Documento de origem >>
== == ==

Eu perdi a minha avó com 60 e achei que é-se cedo de mais. É-se sempre cedo de mais. Mesmo nas coisas básicas que terminam, todos os dias. É-se assim especialmente quando a pessoa te ensina imensas coisas, a todos os segundos. Mas perceber que esse legado do ensinamento não termina ali, com a morte do corpo, deixa-te confortável e faz-te habituar ao reajuste dos espaços que a dimensão das memórias precisa. Nunca passa. Pelos menos não passou até agora. 

Sinto imensa falta dela, todos os dias. Do cheiro, do toque, dos passeios, e menos-grave relação física que tínhamos. Não me lembro de ser muito físico, pelo menos nos afectos. Aprendi a ler olhares, a interpretar carícias, mesmo que vinda como farpas, na primeira impressão do ego. Crescer sem alguém faz-te saber que as pessoas te fazem falta: do familiar ao amigo que desapareceu. Percebes particularmente isso: que nada desaparece.

Acho que preciso mais dela nas alegrias, quando quero mostrar "Eu consegui!" e dar aquele abraço, mesmo que não existisse no palco do concreto. E faz falta quando cais em ti e percebes que o corpo já não está lá, no sítio que normalmente estava. E o corpo é importante porque tem cheiro e a memória não. Mas tem outras coisas imensas e poderosas. A maior de todas é aquela que não te faz esquecer. Nunca. Jamais. O umbilical condão do amor não o deixa. Nem nunca pode deixar.

== == ==

Exercício proposto >> Escreva a continuação do texto sobre a saudade da avó, começando logo após a última frase.

Registos fornecidos >>
== == ==

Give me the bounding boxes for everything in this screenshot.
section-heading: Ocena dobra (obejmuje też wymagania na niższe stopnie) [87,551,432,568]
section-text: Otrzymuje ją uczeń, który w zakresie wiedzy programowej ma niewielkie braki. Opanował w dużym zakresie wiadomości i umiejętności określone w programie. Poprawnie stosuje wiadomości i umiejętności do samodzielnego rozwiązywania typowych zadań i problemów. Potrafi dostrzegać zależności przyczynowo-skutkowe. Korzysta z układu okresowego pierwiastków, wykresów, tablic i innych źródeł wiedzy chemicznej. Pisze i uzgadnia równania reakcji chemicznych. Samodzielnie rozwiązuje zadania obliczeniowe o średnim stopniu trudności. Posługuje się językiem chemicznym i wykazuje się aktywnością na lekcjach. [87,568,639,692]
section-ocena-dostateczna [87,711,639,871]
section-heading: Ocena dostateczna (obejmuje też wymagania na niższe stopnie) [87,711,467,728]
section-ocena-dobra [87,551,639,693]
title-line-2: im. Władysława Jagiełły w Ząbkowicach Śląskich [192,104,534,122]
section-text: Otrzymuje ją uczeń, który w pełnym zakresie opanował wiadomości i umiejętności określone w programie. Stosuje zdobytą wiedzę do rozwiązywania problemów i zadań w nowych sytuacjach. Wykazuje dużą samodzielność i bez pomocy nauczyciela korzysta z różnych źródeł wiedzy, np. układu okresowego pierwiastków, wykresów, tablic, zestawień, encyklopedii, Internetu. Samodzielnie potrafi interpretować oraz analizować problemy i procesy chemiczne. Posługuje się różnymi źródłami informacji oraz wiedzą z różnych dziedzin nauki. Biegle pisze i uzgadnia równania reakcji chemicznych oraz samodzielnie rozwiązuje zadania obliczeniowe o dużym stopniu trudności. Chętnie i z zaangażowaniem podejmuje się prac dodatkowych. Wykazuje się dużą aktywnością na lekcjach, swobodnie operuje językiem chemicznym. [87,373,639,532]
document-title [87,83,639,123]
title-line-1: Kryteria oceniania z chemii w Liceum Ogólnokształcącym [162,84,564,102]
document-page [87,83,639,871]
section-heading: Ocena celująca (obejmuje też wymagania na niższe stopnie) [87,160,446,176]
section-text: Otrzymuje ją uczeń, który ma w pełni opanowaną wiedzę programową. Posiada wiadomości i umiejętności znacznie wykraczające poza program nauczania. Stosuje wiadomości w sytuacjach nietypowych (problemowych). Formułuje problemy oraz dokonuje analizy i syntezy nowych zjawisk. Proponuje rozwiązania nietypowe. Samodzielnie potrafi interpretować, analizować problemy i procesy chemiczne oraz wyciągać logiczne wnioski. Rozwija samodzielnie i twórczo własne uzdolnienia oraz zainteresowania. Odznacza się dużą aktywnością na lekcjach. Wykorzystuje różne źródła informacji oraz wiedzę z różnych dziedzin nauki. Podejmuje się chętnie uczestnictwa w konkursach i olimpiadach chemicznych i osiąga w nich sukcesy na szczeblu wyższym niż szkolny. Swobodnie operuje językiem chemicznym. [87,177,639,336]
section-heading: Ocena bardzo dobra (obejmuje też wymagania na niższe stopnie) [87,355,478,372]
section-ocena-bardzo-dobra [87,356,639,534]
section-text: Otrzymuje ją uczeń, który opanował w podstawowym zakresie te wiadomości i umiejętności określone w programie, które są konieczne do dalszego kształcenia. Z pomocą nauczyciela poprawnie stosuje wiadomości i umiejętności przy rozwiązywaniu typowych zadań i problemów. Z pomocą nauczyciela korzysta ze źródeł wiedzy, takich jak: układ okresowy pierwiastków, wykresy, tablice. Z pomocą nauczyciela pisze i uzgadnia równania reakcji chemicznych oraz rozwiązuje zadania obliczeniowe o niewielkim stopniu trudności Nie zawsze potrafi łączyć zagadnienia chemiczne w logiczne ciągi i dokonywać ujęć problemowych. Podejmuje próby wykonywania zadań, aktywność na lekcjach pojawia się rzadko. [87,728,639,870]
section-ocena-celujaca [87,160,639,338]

== == ==

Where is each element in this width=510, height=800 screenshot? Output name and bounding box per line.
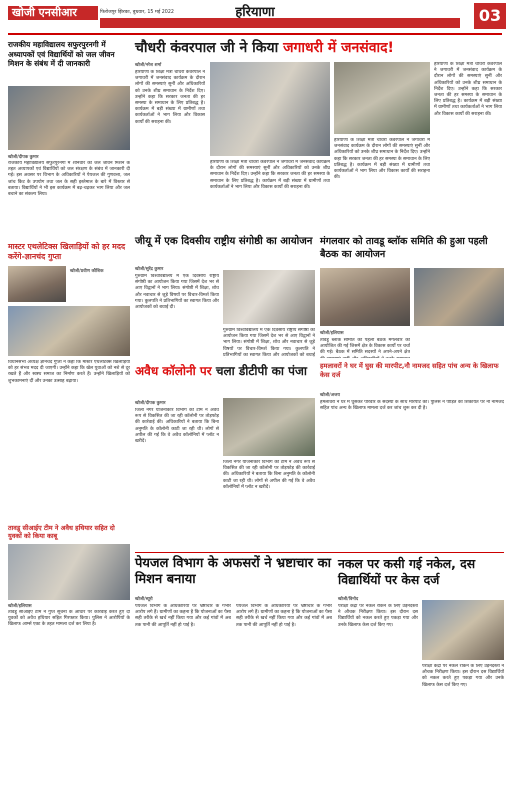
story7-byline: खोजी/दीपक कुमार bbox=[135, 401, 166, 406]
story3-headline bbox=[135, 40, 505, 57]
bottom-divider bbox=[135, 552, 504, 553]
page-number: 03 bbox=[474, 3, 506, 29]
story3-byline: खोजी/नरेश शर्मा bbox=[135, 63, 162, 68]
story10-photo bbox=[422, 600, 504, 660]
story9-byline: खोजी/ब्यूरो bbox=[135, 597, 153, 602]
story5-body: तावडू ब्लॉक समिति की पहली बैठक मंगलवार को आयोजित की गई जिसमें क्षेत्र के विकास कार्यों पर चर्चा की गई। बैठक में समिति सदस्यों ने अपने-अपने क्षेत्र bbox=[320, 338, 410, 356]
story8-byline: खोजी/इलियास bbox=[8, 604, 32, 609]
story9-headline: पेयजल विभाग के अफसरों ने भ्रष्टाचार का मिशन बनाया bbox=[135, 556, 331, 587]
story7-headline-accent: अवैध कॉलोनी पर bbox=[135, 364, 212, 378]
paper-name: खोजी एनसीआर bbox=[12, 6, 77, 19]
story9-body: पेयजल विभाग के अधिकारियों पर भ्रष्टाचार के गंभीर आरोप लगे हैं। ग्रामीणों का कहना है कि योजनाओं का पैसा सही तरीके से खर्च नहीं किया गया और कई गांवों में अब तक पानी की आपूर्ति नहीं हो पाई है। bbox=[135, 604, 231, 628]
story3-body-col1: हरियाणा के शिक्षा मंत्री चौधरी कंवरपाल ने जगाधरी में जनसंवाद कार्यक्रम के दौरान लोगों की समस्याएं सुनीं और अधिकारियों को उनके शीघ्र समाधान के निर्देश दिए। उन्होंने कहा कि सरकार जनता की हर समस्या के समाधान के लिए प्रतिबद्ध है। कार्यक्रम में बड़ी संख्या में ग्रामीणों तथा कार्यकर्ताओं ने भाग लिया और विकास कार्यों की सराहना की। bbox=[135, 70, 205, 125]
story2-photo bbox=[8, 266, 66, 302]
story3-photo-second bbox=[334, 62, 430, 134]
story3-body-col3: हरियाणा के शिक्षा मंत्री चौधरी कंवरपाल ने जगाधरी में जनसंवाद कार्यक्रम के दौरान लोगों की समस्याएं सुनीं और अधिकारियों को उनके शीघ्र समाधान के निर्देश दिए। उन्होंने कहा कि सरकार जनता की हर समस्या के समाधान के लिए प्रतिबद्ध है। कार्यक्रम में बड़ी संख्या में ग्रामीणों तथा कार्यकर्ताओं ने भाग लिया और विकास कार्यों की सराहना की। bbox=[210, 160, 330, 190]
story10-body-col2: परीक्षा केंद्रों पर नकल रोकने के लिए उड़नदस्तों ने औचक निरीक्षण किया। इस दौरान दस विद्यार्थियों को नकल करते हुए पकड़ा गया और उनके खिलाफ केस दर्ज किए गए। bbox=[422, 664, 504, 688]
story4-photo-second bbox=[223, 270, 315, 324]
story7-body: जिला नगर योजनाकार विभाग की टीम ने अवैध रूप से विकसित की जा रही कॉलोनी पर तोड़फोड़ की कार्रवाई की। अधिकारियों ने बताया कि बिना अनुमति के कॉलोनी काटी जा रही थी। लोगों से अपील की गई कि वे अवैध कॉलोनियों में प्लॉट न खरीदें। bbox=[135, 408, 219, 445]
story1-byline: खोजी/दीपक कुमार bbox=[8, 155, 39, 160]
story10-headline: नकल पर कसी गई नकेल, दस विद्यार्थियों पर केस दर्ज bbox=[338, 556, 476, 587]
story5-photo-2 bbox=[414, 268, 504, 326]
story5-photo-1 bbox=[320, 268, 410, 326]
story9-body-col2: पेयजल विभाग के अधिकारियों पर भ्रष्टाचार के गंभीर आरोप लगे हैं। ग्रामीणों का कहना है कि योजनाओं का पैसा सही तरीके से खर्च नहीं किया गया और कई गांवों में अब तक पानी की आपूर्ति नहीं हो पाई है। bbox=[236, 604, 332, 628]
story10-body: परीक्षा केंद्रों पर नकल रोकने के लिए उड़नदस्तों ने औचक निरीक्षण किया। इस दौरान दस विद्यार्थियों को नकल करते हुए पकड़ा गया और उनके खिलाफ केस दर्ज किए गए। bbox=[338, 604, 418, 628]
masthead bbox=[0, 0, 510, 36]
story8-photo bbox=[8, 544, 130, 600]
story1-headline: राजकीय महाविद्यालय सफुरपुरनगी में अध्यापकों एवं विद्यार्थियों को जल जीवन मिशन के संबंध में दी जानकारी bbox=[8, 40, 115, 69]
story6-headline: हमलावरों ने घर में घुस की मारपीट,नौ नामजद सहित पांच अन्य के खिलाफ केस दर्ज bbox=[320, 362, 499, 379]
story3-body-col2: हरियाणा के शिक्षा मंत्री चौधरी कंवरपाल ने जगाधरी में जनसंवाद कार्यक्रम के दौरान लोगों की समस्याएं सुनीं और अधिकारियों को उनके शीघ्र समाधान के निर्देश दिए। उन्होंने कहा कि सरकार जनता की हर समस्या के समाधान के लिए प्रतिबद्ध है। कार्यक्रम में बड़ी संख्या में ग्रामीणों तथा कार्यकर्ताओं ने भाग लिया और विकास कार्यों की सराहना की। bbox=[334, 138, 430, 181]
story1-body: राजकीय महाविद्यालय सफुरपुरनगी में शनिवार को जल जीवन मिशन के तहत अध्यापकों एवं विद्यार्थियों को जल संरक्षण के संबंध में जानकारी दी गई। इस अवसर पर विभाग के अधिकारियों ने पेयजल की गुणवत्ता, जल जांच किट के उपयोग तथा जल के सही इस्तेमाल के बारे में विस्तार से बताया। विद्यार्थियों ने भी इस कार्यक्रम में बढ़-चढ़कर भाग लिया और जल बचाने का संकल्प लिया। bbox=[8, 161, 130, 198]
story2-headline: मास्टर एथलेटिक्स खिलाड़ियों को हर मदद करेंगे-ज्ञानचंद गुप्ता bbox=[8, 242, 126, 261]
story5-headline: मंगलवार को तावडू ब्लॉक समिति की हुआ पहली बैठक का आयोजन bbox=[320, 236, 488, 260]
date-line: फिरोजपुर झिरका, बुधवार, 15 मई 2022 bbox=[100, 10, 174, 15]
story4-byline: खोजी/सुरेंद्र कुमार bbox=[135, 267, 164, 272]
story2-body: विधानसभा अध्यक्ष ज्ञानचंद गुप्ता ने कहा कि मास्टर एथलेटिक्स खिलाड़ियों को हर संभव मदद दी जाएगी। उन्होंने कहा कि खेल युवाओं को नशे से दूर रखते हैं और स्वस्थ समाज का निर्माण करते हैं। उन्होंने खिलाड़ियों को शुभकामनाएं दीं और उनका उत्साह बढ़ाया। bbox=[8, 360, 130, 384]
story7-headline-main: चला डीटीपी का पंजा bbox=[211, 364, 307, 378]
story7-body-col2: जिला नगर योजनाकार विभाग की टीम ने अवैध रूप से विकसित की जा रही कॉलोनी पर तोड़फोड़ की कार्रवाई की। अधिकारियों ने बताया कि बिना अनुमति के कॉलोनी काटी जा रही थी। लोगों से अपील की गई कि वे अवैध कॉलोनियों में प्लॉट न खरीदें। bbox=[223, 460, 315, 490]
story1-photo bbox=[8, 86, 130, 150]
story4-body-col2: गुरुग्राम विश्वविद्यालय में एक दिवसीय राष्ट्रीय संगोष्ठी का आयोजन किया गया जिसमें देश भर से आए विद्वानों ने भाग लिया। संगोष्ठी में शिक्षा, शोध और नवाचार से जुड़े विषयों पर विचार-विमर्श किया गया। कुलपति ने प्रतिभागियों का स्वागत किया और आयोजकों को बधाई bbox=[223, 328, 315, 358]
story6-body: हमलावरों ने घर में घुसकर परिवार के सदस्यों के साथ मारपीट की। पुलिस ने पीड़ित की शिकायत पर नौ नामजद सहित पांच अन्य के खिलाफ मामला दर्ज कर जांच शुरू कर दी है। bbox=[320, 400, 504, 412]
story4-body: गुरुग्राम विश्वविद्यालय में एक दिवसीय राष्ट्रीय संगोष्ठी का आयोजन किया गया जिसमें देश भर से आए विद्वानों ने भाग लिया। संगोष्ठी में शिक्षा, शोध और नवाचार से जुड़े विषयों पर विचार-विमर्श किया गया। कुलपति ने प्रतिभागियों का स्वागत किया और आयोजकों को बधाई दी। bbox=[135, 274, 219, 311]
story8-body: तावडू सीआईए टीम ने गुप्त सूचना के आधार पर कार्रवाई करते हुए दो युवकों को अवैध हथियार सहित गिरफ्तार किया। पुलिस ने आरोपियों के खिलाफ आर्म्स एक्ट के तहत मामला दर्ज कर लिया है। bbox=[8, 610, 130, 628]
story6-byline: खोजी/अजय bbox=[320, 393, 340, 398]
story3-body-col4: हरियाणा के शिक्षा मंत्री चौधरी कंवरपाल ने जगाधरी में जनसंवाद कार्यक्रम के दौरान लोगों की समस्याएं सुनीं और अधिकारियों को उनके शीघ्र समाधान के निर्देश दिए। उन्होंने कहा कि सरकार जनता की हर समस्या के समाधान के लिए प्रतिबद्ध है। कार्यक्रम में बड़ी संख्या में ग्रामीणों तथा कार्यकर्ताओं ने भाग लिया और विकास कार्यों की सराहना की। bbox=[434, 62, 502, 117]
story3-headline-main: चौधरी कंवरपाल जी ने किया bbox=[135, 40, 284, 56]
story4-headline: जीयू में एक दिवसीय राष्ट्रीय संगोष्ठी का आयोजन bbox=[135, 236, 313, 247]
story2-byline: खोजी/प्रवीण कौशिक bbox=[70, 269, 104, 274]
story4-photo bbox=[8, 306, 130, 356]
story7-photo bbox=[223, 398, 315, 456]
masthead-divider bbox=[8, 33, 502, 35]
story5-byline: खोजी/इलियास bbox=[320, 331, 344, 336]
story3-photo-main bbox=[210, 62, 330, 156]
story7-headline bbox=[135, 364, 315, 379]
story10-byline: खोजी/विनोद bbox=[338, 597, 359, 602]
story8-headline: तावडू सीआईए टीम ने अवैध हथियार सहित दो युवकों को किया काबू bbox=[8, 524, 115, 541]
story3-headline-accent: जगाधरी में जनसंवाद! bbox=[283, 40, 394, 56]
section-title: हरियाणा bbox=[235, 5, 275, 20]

== == ==

Resultado do exercício >>
A mulher do Miguel Esteves Cardoso, o Miguel Portas, a Maria José Nogueira Pinto, a morte prematura de um pai de uma amiga minha, fizeram-me relembrar da dor de se perder alguém cedo de mais. Existem coisas que não se percebem. O odor da morte de um parente é exemplo disso. Como que por hetero-consolo, na penumbra automática da consciência, amar é eterno. E essa é a maior devoção meta-física que o homem pode profesar. E isso acho ter certeza.

"Mas a dor não diminui. Nem a tristeza abranda. Vai morrer o meu amor. Não vai. Como o meu amor por ela, nunca há-de morrer. As coisas acontecem sem acontecer o pensamento nelas. A alma, o coração e a cabeça são coisas diferentes. Que se dão bem. E são amigas. E deixam de ser quando morrem." Miguel Esteves Cardoso, no Público, sobre a sua mulher Maria João e o cancro que a toma.